### [Work instructions]
Pull out every line below that holds the word "purple".

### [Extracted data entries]
## Start

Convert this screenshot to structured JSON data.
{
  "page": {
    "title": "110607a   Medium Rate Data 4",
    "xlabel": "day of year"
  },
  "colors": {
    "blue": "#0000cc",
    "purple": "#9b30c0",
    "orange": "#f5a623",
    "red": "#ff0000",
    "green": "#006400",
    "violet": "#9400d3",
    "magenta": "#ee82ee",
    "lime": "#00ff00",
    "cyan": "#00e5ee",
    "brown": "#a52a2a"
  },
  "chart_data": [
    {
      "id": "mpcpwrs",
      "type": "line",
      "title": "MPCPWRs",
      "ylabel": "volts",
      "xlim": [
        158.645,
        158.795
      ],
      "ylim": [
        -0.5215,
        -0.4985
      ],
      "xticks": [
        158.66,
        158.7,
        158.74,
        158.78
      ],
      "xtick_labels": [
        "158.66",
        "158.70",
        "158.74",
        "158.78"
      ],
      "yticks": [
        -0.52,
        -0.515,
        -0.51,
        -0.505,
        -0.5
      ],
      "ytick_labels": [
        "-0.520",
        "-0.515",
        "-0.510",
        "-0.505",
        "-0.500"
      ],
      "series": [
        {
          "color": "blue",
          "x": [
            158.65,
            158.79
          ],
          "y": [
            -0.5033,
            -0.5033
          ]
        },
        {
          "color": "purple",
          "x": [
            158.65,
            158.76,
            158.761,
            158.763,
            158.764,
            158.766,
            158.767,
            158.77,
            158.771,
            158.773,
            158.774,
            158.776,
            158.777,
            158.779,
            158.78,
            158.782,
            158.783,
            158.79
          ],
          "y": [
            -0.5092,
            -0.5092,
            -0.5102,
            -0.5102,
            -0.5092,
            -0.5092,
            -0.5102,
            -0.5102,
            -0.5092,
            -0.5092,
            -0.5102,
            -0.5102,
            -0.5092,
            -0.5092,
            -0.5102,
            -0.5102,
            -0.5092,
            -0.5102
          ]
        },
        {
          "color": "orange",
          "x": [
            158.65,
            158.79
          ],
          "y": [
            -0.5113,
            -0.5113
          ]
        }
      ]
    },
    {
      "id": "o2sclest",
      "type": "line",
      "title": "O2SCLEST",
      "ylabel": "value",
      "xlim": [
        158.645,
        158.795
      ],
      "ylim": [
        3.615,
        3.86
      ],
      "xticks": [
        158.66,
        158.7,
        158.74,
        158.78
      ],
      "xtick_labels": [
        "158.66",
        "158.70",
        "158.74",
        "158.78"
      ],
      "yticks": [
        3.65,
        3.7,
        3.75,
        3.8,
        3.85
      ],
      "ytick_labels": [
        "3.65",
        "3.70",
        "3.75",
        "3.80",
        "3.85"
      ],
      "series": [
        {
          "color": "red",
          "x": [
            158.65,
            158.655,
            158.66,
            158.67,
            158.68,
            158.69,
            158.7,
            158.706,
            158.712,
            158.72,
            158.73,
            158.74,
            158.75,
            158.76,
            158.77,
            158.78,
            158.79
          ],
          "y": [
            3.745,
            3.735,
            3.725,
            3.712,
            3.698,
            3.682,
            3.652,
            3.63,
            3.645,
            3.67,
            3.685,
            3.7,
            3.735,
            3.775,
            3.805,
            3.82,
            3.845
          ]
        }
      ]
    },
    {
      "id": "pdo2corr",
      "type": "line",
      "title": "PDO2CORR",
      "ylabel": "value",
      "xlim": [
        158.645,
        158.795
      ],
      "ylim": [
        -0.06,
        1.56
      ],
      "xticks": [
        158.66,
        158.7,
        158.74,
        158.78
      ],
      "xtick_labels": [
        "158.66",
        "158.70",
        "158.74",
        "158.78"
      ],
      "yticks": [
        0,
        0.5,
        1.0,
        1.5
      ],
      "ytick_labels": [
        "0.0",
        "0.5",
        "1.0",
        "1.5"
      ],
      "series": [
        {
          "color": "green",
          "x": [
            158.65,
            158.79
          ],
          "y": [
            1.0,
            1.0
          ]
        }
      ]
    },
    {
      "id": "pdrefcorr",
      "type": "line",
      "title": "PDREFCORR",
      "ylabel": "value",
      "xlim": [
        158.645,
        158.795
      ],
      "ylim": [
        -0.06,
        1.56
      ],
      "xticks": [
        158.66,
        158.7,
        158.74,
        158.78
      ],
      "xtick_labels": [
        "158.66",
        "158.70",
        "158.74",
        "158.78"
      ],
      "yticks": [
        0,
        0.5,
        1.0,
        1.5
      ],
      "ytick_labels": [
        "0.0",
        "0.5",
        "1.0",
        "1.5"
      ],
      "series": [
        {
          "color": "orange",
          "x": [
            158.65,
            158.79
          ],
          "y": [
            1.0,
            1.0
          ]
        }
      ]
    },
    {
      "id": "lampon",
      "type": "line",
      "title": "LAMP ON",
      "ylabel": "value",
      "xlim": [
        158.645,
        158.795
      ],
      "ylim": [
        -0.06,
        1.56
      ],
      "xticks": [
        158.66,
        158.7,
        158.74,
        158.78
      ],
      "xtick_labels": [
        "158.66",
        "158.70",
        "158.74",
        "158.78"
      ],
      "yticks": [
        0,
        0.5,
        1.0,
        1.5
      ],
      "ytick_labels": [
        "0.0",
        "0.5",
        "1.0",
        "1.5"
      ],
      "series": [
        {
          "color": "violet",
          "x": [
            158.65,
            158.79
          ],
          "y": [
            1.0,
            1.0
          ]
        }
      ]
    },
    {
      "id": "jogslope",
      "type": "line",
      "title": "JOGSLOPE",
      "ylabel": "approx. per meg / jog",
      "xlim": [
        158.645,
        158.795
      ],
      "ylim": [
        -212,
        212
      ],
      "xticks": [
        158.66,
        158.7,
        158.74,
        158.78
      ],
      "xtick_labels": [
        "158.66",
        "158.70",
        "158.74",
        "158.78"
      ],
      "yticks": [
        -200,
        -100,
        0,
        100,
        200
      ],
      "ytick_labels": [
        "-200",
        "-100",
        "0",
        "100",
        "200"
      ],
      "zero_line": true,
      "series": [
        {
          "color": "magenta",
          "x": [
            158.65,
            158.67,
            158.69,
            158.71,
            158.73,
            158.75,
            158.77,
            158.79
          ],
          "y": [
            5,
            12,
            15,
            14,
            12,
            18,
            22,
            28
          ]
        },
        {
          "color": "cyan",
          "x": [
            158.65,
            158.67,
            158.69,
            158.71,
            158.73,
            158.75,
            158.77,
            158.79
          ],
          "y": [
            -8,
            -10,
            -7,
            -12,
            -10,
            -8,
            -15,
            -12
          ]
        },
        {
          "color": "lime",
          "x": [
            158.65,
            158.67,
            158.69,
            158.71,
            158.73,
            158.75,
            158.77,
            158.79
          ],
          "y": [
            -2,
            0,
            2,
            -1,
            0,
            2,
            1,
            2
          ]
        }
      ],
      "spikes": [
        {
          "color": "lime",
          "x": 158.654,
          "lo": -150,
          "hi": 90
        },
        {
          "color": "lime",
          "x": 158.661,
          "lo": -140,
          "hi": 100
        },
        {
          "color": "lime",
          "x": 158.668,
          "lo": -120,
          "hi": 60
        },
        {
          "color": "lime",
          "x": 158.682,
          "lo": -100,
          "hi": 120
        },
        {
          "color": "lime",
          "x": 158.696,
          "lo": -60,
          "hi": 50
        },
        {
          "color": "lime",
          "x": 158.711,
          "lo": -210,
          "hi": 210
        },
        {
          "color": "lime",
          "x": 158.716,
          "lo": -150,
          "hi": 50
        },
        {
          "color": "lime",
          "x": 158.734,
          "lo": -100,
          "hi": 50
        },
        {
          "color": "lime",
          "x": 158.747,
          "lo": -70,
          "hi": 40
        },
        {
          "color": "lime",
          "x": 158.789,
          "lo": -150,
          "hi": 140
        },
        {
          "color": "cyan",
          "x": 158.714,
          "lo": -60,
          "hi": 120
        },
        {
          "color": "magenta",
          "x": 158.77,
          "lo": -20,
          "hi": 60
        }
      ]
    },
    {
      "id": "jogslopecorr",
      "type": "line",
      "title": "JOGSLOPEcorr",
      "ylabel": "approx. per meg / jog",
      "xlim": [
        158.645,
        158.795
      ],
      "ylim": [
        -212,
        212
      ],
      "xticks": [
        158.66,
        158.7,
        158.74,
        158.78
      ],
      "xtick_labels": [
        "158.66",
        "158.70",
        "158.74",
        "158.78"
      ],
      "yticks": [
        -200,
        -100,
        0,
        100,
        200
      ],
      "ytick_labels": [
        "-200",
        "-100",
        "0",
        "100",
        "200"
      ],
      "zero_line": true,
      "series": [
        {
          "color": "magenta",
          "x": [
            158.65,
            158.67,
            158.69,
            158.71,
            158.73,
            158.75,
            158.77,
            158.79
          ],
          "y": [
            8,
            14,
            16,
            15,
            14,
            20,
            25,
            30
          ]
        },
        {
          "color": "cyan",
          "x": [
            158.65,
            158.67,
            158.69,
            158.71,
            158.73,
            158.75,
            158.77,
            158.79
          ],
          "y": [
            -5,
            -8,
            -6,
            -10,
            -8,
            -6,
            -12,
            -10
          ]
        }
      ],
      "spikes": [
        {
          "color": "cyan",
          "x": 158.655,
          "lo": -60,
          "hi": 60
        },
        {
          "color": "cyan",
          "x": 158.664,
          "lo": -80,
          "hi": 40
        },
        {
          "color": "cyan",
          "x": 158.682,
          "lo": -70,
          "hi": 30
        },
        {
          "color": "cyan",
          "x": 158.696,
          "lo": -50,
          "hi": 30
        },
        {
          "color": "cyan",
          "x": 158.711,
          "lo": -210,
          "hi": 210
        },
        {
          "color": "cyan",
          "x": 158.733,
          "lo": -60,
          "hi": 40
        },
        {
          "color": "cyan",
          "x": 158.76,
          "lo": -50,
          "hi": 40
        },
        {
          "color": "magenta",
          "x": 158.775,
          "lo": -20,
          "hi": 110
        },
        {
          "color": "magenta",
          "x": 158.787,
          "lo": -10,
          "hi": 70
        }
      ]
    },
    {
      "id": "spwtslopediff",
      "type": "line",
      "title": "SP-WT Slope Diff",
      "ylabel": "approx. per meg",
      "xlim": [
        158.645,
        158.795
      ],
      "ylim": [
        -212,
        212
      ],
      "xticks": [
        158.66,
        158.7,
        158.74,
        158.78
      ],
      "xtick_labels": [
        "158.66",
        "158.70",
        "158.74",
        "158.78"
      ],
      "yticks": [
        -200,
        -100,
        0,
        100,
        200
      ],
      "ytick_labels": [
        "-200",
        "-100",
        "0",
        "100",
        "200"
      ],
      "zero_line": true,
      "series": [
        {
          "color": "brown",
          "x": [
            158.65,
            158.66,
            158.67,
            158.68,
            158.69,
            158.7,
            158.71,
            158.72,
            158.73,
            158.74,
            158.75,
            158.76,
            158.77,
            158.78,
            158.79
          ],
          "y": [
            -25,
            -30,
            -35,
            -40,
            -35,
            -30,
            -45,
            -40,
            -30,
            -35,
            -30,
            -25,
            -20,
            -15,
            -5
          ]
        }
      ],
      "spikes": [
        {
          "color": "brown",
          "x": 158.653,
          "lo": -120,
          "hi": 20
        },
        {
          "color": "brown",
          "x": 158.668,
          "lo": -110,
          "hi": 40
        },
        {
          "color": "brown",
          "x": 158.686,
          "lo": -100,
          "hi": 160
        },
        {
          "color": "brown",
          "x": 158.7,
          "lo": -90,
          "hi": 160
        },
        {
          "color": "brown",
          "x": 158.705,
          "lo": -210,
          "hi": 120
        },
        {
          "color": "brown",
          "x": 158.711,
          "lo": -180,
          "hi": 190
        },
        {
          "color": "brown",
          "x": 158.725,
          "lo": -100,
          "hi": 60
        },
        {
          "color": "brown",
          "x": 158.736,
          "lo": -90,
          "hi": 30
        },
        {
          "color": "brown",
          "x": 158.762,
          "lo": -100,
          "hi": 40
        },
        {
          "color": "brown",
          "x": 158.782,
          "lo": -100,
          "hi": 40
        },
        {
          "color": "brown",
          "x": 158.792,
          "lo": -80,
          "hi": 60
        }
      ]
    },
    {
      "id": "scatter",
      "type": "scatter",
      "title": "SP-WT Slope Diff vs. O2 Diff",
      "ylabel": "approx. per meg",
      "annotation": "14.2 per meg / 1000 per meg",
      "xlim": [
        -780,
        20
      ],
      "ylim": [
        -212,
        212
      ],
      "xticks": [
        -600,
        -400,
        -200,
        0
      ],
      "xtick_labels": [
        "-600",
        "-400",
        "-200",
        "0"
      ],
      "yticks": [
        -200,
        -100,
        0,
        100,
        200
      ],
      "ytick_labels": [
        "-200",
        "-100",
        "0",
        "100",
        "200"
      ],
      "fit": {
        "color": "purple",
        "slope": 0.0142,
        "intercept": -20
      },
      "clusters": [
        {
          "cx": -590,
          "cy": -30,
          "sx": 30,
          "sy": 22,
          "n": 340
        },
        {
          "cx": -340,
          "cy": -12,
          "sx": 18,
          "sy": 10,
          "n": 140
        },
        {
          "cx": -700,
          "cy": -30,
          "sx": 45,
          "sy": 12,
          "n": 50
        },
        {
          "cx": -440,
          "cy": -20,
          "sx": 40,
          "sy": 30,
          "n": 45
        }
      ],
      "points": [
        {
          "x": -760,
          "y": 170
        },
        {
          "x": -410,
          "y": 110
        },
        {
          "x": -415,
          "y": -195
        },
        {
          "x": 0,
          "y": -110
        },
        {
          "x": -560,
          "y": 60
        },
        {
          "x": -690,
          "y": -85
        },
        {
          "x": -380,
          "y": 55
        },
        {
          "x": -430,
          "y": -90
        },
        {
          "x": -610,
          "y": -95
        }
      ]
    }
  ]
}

## End

### [The answer]
    "purple": "#9b30c0",
          "color": "purple",
        "color": "purple",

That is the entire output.